▶ [TASK GOAL]:
Sift the listing for lines that hold the string "пунктом" and pull them out.
# start of STORED RECORDS
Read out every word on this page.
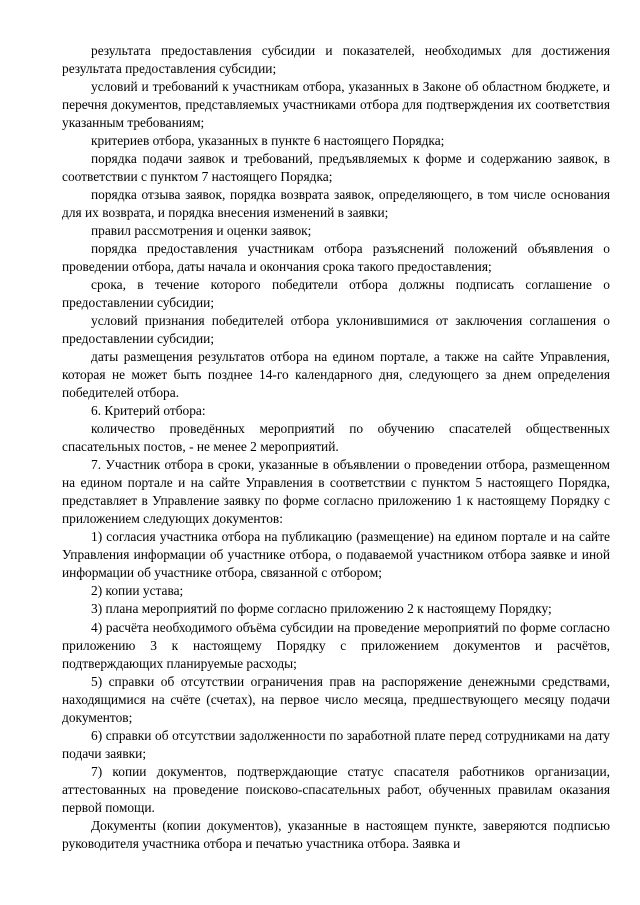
результата предоставления субсидии и показателей, необходимых для достижения результата предоставления субсидии;

условий и требований к участникам отбора, указанных в Законе об областном бюджете, и перечня документов, представляемых участниками отбора для подтверждения их соответствия указанным требованиям;

критериев отбора, указанных в пункте 6 настоящего Порядка;

порядка подачи заявок и требований, предъявляемых к форме и содержанию заявок, в соответствии с пунктом 7 настоящего Порядка;

порядка отзыва заявок, порядка возврата заявок, определяющего, в том числе основания для их возврата, и порядка внесения изменений в заявки;

правил рассмотрения и оценки заявок;

порядка предоставления участникам отбора разъяснений положений объявления о проведении отбора, даты начала и окончания срока такого предоставления;

срока, в течение которого победители отбора должны подписать соглашение о предоставлении субсидии;

условий признания победителей отбора уклонившимися от заключения соглашения о предоставлении субсидии;

даты размещения результатов отбора на едином портале, а также на сайте Управления, которая не может быть позднее 14-го календарного дня, следующего за днем определения победителей отбора.

6. Критерий отбора:

количество проведённых мероприятий по обучению спасателей общественных спасательных постов, - не менее 2 мероприятий.

7. Участник отбора в сроки, указанные в объявлении о проведении отбора, размещенном на едином портале и на сайте Управления в соответствии с пунктом 5 настоящего Порядка, представляет в Управление заявку по форме согласно приложению 1 к настоящему Порядку с приложением следующих документов:

1) согласия участника отбора на публикацию (размещение) на едином портале и на сайте Управления информации об участнике отбора, о подаваемой участником отбора заявке и иной информации об участнике отбора, связанной с отбором;

2) копии устава;

3) плана мероприятий по форме согласно приложению 2 к настоящему Порядку;

4) расчёта необходимого объёма субсидии на проведение мероприятий по форме согласно приложению 3 к настоящему Порядку с приложением документов и расчётов, подтверждающих планируемые расходы;

5) справки об отсутствии ограничения прав на распоряжение денежными средствами, находящимися на счёте (счетах), на первое число месяца, предшествующего месяцу подачи документов;

6) справки об отсутствии задолженности по заработной плате перед сотрудниками на дату подачи заявки;

7) копии документов, подтверждающие статус спасателя работников организации, аттестованных на проведение поисково-спасательных работ, обученных правилам оказания первой помощи.

Документы (копии документов), указанные в настоящем пункте, заверяются подписью руководителя участника отбора и печатью участника отбора. Заявка и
# end of STORED RECORDS
▶ [CORRECT RESPONSE]:
порядка подачи заявок и требований, предъявляемых к форме и содержанию заявок, в соответствии с пунктом 7 настоящего Порядка;
7. Участник отбора в сроки, указанные в объявлении о проведении отбора, размещенном на едином портале и на сайте Управления в соответствии с пунктом 5 настоящего Порядка, представляет в Управление заявку по форме согласно приложению 1 к настоящему Порядку с приложением следующих документов:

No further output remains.